## TASK OBJECTIVE
Output every record below exactly as it appears.

Collection entries
[START]
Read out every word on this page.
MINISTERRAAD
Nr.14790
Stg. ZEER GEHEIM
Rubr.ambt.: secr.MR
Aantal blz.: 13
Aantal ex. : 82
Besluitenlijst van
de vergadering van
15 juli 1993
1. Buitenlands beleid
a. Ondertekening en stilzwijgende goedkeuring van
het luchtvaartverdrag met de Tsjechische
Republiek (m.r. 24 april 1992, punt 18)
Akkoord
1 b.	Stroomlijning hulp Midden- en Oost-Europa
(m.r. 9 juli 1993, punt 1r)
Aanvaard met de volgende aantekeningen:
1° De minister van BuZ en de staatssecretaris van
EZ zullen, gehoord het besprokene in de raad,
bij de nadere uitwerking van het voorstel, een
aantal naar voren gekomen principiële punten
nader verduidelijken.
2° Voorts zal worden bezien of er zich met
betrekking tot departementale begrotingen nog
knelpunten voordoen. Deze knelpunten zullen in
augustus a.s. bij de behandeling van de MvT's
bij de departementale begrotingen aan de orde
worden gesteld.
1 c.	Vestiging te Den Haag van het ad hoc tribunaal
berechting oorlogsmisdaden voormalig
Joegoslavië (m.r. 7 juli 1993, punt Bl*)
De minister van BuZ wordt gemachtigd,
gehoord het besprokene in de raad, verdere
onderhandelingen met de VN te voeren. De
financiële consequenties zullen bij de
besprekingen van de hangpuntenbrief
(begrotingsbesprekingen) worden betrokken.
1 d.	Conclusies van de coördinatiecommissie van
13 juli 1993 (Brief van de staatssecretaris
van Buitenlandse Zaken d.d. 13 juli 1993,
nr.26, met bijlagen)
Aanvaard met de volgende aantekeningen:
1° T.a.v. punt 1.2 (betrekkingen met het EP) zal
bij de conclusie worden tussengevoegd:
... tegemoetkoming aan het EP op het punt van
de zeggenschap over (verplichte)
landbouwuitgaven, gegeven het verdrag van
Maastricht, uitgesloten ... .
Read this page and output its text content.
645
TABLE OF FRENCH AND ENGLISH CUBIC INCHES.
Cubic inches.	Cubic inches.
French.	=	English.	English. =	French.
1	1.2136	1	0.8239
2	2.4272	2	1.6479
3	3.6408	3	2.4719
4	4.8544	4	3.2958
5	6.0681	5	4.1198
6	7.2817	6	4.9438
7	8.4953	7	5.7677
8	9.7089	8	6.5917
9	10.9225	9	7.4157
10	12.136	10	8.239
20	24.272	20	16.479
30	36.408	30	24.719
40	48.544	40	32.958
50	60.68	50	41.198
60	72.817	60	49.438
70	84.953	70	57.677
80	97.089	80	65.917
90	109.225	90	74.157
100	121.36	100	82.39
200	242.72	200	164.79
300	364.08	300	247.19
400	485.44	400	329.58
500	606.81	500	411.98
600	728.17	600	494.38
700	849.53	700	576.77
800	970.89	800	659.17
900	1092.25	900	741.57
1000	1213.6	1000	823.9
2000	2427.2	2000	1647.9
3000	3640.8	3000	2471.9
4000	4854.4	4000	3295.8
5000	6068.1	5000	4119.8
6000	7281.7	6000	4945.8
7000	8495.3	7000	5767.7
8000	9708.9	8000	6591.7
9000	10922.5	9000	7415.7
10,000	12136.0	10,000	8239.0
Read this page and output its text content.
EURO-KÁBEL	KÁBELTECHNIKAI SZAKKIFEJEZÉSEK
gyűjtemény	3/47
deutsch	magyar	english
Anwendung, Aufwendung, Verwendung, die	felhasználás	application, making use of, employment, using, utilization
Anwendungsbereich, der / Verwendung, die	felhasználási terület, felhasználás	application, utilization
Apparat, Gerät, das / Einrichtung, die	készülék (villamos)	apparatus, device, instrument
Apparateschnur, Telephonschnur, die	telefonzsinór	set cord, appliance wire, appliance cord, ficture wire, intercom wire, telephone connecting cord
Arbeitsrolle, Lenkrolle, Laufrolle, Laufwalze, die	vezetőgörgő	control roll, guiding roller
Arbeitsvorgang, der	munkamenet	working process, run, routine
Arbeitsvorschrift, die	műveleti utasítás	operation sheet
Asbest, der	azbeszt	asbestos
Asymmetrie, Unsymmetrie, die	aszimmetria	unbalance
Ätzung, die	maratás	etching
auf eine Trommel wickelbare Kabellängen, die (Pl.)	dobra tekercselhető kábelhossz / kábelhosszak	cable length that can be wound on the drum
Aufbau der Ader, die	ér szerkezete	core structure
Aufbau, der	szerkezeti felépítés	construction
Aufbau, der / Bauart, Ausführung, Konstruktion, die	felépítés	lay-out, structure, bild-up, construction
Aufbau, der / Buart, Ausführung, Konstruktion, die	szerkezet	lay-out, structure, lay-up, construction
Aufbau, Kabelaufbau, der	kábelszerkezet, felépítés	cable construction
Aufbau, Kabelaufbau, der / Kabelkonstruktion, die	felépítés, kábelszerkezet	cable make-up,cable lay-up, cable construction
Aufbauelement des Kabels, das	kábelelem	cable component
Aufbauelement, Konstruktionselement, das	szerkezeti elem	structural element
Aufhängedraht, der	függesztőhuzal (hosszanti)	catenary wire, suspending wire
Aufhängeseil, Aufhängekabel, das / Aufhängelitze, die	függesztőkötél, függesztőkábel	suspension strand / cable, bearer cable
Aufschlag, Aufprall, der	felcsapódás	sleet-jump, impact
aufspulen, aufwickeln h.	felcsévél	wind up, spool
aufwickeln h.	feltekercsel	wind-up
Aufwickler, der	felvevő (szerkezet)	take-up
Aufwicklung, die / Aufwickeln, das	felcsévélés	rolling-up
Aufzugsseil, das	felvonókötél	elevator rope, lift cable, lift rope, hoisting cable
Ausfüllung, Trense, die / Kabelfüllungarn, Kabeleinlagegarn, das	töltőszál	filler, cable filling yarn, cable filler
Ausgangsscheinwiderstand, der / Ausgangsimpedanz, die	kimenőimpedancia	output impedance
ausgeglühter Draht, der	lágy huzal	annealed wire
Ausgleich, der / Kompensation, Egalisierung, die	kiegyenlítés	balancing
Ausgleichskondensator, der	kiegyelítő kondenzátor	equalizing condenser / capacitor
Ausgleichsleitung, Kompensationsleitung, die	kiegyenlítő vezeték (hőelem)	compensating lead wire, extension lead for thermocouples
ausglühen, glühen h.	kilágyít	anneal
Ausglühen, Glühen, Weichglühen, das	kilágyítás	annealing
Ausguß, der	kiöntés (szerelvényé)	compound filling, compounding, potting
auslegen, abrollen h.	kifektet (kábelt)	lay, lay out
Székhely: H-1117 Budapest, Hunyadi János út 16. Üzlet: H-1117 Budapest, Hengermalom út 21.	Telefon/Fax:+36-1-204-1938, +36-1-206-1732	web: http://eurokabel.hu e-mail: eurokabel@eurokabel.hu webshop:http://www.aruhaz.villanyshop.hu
[END]
## TASK SOLUTION
Read out every word on this page.
MINISTERRAAD
Nr.14790
Stg. ZEER GEHEIM
Rubr.ambt.: secr.MR
Aantal blz.: 13
Aantal ex. : 82
Besluitenlijst van
de vergadering van
15 juli 1993
1. Buitenlands beleid
a. Ondertekening en stilzwijgende goedkeuring van
het luchtvaartverdrag met de Tsjechische
Republiek (m.r. 24 april 1992, punt 18)
Akkoord
1 b.	Stroomlijning hulp Midden- en Oost-Europa
(m.r. 9 juli 1993, punt 1r)
Aanvaard met de volgende aantekeningen:
1° De minister van BuZ en de staatssecretaris van
EZ zullen, gehoord het besprokene in de raad,
bij de nadere uitwerking van het voorstel, een
aantal naar voren gekomen principiële punten
nader verduidelijken.
2° Voorts zal worden bezien of er zich met
betrekking tot departementale begrotingen nog
knelpunten voordoen. Deze knelpunten zullen in
augustus a.s. bij de behandeling van de MvT's
bij de departementale begrotingen aan de orde
worden gesteld.
1 c.	Vestiging te Den Haag van het ad hoc tribunaal
berechting oorlogsmisdaden voormalig
Joegoslavië (m.r. 7 juli 1993, punt Bl*)
De minister van BuZ wordt gemachtigd,
gehoord het besprokene in de raad, verdere
onderhandelingen met de VN te voeren. De
financiële consequenties zullen bij de
besprekingen van de hangpuntenbrief
(begrotingsbesprekingen) worden betrokken.
1 d.	Conclusies van de coördinatiecommissie van
13 juli 1993 (Brief van de staatssecretaris
van Buitenlandse Zaken d.d. 13 juli 1993,
nr.26, met bijlagen)
Aanvaard met de volgende aantekeningen:
1° T.a.v. punt 1.2 (betrekkingen met het EP) zal
bij de conclusie worden tussengevoegd:
... tegemoetkoming aan het EP op het punt van
de zeggenschap over (verplichte)
landbouwuitgaven, gegeven het verdrag van
Maastricht, uitgesloten ... .
Read this page and output its text content.
645
TABLE OF FRENCH AND ENGLISH CUBIC INCHES.
Cubic inches.	Cubic inches.
French.	=	English.	English. =	French.
1	1.2136	1	0.8239
2	2.4272	2	1.6479
3	3.6408	3	2.4719
4	4.8544	4	3.2958
5	6.0681	5	4.1198
6	7.2817	6	4.9438
7	8.4953	7	5.7677
8	9.7089	8	6.5917
9	10.9225	9	7.4157
10	12.136	10	8.239
20	24.272	20	16.479
30	36.408	30	24.719
40	48.544	40	32.958
50	60.68	50	41.198
60	72.817	60	49.438
70	84.953	70	57.677
80	97.089	80	65.917
90	109.225	90	74.157
100	121.36	100	82.39
200	242.72	200	164.79
300	364.08	300	247.19
400	485.44	400	329.58
500	606.81	500	411.98
600	728.17	600	494.38
700	849.53	700	576.77
800	970.89	800	659.17
900	1092.25	900	741.57
1000	1213.6	1000	823.9
2000	2427.2	2000	1647.9
3000	3640.8	3000	2471.9
4000	4854.4	4000	3295.8
5000	6068.1	5000	4119.8
6000	7281.7	6000	4945.8
7000	8495.3	7000	5767.7
8000	9708.9	8000	6591.7
9000	10922.5	9000	7415.7
10,000	12136.0	10,000	8239.0
Read this page and output its text content.
EURO-KÁBEL	KÁBELTECHNIKAI SZAKKIFEJEZÉSEK
gyűjtemény	3/47
deutsch	magyar	english
Anwendung, Aufwendung, Verwendung, die	felhasználás	application, making use of, employment, using, utilization
Anwendungsbereich, der / Verwendung, die	felhasználási terület, felhasználás	application, utilization
Apparat, Gerät, das / Einrichtung, die	készülék (villamos)	apparatus, device, instrument
Apparateschnur, Telephonschnur, die	telefonzsinór	set cord, appliance wire, appliance cord, ficture wire, intercom wire, telephone connecting cord
Arbeitsrolle, Lenkrolle, Laufrolle, Laufwalze, die	vezetőgörgő	control roll, guiding roller
Arbeitsvorgang, der	munkamenet	working process, run, routine
Arbeitsvorschrift, die	műveleti utasítás	operation sheet
Asbest, der	azbeszt	asbestos
Asymmetrie, Unsymmetrie, die	aszimmetria	unbalance
Ätzung, die	maratás	etching
auf eine Trommel wickelbare Kabellängen, die (Pl.)	dobra tekercselhető kábelhossz / kábelhosszak	cable length that can be wound on the drum
Aufbau der Ader, die	ér szerkezete	core structure
Aufbau, der	szerkezeti felépítés	construction
Aufbau, der / Bauart, Ausführung, Konstruktion, die	felépítés	lay-out, structure, bild-up, construction
Aufbau, der / Buart, Ausführung, Konstruktion, die	szerkezet	lay-out, structure, lay-up, construction
Aufbau, Kabelaufbau, der	kábelszerkezet, felépítés	cable construction
Aufbau, Kabelaufbau, der / Kabelkonstruktion, die	felépítés, kábelszerkezet	cable make-up,cable lay-up, cable construction
Aufbauelement des Kabels, das	kábelelem	cable component
Aufbauelement, Konstruktionselement, das	szerkezeti elem	structural element
Aufhängedraht, der	függesztőhuzal (hosszanti)	catenary wire, suspending wire
Aufhängeseil, Aufhängekabel, das / Aufhängelitze, die	függesztőkötél, függesztőkábel	suspension strand / cable, bearer cable
Aufschlag, Aufprall, der	felcsapódás	sleet-jump, impact
aufspulen, aufwickeln h.	felcsévél	wind up, spool
aufwickeln h.	feltekercsel	wind-up
Aufwickler, der	felvevő (szerkezet)	take-up
Aufwicklung, die / Aufwickeln, das	felcsévélés	rolling-up
Aufzugsseil, das	felvonókötél	elevator rope, lift cable, lift rope, hoisting cable
Ausfüllung, Trense, die / Kabelfüllungarn, Kabeleinlagegarn, das	töltőszál	filler, cable filling yarn, cable filler
Ausgangsscheinwiderstand, der / Ausgangsimpedanz, die	kimenőimpedancia	output impedance
ausgeglühter Draht, der	lágy huzal	annealed wire
Ausgleich, der / Kompensation, Egalisierung, die	kiegyenlítés	balancing
Ausgleichskondensator, der	kiegyelítő kondenzátor	equalizing condenser / capacitor
Ausgleichsleitung, Kompensationsleitung, die	kiegyenlítő vezeték (hőelem)	compensating lead wire, extension lead for thermocouples
ausglühen, glühen h.	kilágyít	anneal
Ausglühen, Glühen, Weichglühen, das	kilágyítás	annealing
Ausguß, der	kiöntés (szerelvényé)	compound filling, compounding, potting
auslegen, abrollen h.	kifektet (kábelt)	lay, lay out
Székhely: H-1117 Budapest, Hunyadi János út 16. Üzlet: H-1117 Budapest, Hengermalom út 21.	Telefon/Fax:+36-1-204-1938, +36-1-206-1732	web: http://eurokabel.hu e-mail: eurokabel@eurokabel.hu webshop:http://www.aruhaz.villanyshop.hu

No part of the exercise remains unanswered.